*Problem requirements*
Quote the listing below in its entirety.

(Dataset rows)
====================

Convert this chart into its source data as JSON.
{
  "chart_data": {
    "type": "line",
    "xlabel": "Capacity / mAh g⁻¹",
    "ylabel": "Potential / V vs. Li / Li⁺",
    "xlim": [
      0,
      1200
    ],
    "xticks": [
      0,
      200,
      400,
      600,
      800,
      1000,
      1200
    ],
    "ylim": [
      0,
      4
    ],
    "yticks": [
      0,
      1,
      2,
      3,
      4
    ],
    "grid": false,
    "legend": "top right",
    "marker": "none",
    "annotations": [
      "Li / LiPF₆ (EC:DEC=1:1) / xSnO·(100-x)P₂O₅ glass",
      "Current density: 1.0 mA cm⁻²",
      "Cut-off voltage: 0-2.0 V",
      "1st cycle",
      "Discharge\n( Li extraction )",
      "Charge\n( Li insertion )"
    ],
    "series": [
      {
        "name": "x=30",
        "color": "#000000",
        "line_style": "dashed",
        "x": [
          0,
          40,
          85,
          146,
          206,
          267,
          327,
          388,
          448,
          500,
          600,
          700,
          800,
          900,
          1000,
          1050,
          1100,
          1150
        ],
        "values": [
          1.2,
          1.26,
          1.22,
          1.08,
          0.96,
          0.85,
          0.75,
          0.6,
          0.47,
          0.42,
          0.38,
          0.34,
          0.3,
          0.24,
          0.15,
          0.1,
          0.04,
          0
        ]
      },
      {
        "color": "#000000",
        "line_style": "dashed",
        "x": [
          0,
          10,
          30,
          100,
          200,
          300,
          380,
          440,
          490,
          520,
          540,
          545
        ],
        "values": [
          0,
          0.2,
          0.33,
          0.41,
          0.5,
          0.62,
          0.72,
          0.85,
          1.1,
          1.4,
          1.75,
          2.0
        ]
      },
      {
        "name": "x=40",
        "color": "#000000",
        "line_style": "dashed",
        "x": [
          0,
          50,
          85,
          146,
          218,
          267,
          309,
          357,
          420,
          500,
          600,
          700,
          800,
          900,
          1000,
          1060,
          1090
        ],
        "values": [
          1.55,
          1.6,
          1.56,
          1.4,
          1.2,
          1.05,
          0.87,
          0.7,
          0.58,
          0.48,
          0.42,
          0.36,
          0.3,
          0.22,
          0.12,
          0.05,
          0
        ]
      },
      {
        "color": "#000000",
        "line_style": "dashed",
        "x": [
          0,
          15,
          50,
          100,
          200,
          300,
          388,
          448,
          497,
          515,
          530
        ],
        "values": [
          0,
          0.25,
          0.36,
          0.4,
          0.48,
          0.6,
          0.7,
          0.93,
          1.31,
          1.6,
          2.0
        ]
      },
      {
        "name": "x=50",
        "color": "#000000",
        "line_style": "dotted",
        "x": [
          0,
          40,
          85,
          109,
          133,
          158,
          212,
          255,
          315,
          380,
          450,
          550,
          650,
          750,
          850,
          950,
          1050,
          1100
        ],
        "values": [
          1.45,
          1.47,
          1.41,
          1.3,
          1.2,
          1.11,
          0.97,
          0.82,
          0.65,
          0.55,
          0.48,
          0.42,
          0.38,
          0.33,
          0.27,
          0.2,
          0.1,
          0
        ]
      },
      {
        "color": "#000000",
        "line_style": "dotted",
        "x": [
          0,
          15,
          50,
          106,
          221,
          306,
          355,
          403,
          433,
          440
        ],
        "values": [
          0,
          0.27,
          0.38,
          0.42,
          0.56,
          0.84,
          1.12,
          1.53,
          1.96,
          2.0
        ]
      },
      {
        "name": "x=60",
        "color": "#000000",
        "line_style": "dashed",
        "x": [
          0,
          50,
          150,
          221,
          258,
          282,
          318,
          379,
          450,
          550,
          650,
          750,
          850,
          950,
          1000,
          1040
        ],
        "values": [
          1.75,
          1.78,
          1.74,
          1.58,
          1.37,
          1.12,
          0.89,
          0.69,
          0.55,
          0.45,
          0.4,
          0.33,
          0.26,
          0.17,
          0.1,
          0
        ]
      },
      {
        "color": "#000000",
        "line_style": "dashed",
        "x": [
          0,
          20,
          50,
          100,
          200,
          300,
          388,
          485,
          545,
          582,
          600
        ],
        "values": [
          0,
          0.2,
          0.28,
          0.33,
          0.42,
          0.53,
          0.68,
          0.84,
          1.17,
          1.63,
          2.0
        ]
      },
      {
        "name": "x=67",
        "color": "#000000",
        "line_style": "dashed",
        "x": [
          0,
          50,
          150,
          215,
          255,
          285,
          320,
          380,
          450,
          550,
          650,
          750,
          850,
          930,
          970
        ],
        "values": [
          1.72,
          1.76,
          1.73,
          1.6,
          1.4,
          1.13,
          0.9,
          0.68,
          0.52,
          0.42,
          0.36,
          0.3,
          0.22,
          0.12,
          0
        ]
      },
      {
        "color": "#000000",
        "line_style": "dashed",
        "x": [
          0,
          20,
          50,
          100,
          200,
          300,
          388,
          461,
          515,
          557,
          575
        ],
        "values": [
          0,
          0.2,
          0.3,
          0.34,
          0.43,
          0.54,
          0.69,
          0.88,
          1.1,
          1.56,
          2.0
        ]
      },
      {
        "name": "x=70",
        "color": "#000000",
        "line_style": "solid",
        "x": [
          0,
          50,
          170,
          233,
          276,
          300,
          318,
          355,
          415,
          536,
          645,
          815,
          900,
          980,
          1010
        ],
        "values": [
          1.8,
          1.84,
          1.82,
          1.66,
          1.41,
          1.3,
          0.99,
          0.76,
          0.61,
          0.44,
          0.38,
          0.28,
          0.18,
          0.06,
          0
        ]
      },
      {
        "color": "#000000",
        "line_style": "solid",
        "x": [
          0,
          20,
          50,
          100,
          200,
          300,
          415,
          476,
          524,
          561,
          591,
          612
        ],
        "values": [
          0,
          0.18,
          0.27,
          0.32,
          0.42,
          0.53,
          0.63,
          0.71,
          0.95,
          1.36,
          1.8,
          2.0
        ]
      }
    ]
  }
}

====================

*Solution to the exercise*
Convert this chart into its source data as JSON.
{
  "chart_data": {
    "type": "line",
    "xlabel": "Capacity / mAh g⁻¹",
    "ylabel": "Potential / V vs. Li / Li⁺",
    "xlim": [
      0,
      1200
    ],
    "xticks": [
      0,
      200,
      400,
      600,
      800,
      1000,
      1200
    ],
    "ylim": [
      0,
      4
    ],
    "yticks": [
      0,
      1,
      2,
      3,
      4
    ],
    "grid": false,
    "legend": "top right",
    "marker": "none",
    "annotations": [
      "Li / LiPF₆ (EC:DEC=1:1) / xSnO·(100-x)P₂O₅ glass",
      "Current density: 1.0 mA cm⁻²",
      "Cut-off voltage: 0-2.0 V",
      "1st cycle",
      "Discharge\n( Li extraction )",
      "Charge\n( Li insertion )"
    ],
    "series": [
      {
        "name": "x=30",
        "color": "#000000",
        "line_style": "dashed",
        "x": [
          0,
          40,
          85,
          146,
          206,
          267,
          327,
          388,
          448,
          500,
          600,
          700,
          800,
          900,
          1000,
          1050,
          1100,
          1150
        ],
        "values": [
          1.2,
          1.26,
          1.22,
          1.08,
          0.96,
          0.85,
          0.75,
          0.6,
          0.47,
          0.42,
          0.38,
          0.34,
          0.3,
          0.24,
          0.15,
          0.1,
          0.04,
          0
        ]
      },
      {
        "color": "#000000",
        "line_style": "dashed",
        "x": [
          0,
          10,
          30,
          100,
          200,
          300,
          380,
          440,
          490,
          520,
          540,
          545
        ],
        "values": [
          0,
          0.2,
          0.33,
          0.41,
          0.5,
          0.62,
          0.72,
          0.85,
          1.1,
          1.4,
          1.75,
          2.0
        ]
      },
      {
        "name": "x=40",
        "color": "#000000",
        "line_style": "dashed",
        "x": [
          0,
          50,
          85,
          146,
          218,
          267,
          309,
          357,
          420,
          500,
          600,
          700,
          800,
          900,
          1000,
          1060,
          1090
        ],
        "values": [
          1.55,
          1.6,
          1.56,
          1.4,
          1.2,
          1.05,
          0.87,
          0.7,
          0.58,
          0.48,
          0.42,
          0.36,
          0.3,
          0.22,
          0.12,
          0.05,
          0
        ]
      },
      {
        "color": "#000000",
        "line_style": "dashed",
        "x": [
          0,
          15,
          50,
          100,
          200,
          300,
          388,
          448,
          497,
          515,
          530
        ],
        "values": [
          0,
          0.25,
          0.36,
          0.4,
          0.48,
          0.6,
          0.7,
          0.93,
          1.31,
          1.6,
          2.0
        ]
      },
      {
        "name": "x=50",
        "color": "#000000",
        "line_style": "dotted",
        "x": [
          0,
          40,
          85,
          109,
          133,
          158,
          212,
          255,
          315,
          380,
          450,
          550,
          650,
          750,
          850,
          950,
          1050,
          1100
        ],
        "values": [
          1.45,
          1.47,
          1.41,
          1.3,
          1.2,
          1.11,
          0.97,
          0.82,
          0.65,
          0.55,
          0.48,
          0.42,
          0.38,
          0.33,
          0.27,
          0.2,
          0.1,
          0
        ]
      },
      {
        "color": "#000000",
        "line_style": "dotted",
        "x": [
          0,
          15,
          50,
          106,
          221,
          306,
          355,
          403,
          433,
          440
        ],
        "values": [
          0,
          0.27,
          0.38,
          0.42,
          0.56,
          0.84,
          1.12,
          1.53,
          1.96,
          2.0
        ]
      },
      {
        "name": "x=60",
        "color": "#000000",
        "line_style": "dashed",
        "x": [
          0,
          50,
          150,
          221,
          258,
          282,
          318,
          379,
          450,
          550,
          650,
          750,
          850,
          950,
          1000,
          1040
        ],
        "values": [
          1.75,
          1.78,
          1.74,
          1.58,
          1.37,
          1.12,
          0.89,
          0.69,
          0.55,
          0.45,
          0.4,
          0.33,
          0.26,
          0.17,
          0.1,
          0
        ]
      },
      {
        "color": "#000000",
        "line_style": "dashed",
        "x": [
          0,
          20,
          50,
          100,
          200,
          300,
          388,
          485,
          545,
          582,
          600
        ],
        "values": [
          0,
          0.2,
          0.28,
          0.33,
          0.42,
          0.53,
          0.68,
          0.84,
          1.17,
          1.63,
          2.0
        ]
      },
      {
        "name": "x=67",
        "color": "#000000",
        "line_style": "dashed",
        "x": [
          0,
          50,
          150,
          215,
          255,
          285,
          320,
          380,
          450,
          550,
          650,
          750,
          850,
          930,
          970
        ],
        "values": [
          1.72,
          1.76,
          1.73,
          1.6,
          1.4,
          1.13,
          0.9,
          0.68,
          0.52,
          0.42,
          0.36,
          0.3,
          0.22,
          0.12,
          0
        ]
      },
      {
        "color": "#000000",
        "line_style": "dashed",
        "x": [
          0,
          20,
          50,
          100,
          200,
          300,
          388,
          461,
          515,
          557,
          575
        ],
        "values": [
          0,
          0.2,
          0.3,
          0.34,
          0.43,
          0.54,
          0.69,
          0.88,
          1.1,
          1.56,
          2.0
        ]
      },
      {
        "name": "x=70",
        "color": "#000000",
        "line_style": "solid",
        "x": [
          0,
          50,
          170,
          233,
          276,
          300,
          318,
          355,
          415,
          536,
          645,
          815,
          900,
          980,
          1010
        ],
        "values": [
          1.8,
          1.84,
          1.82,
          1.66,
          1.41,
          1.3,
          0.99,
          0.76,
          0.61,
          0.44,
          0.38,
          0.28,
          0.18,
          0.06,
          0
        ]
      },
      {
        "color": "#000000",
        "line_style": "solid",
        "x": [
          0,
          20,
          50,
          100,
          200,
          300,
          415,
          476,
          524,
          561,
          591,
          612
        ],
        "values": [
          0,
          0.18,
          0.27,
          0.32,
          0.42,
          0.53,
          0.63,
          0.71,
          0.95,
          1.36,
          1.8,
          2.0
        ]
      }
    ]
  }
}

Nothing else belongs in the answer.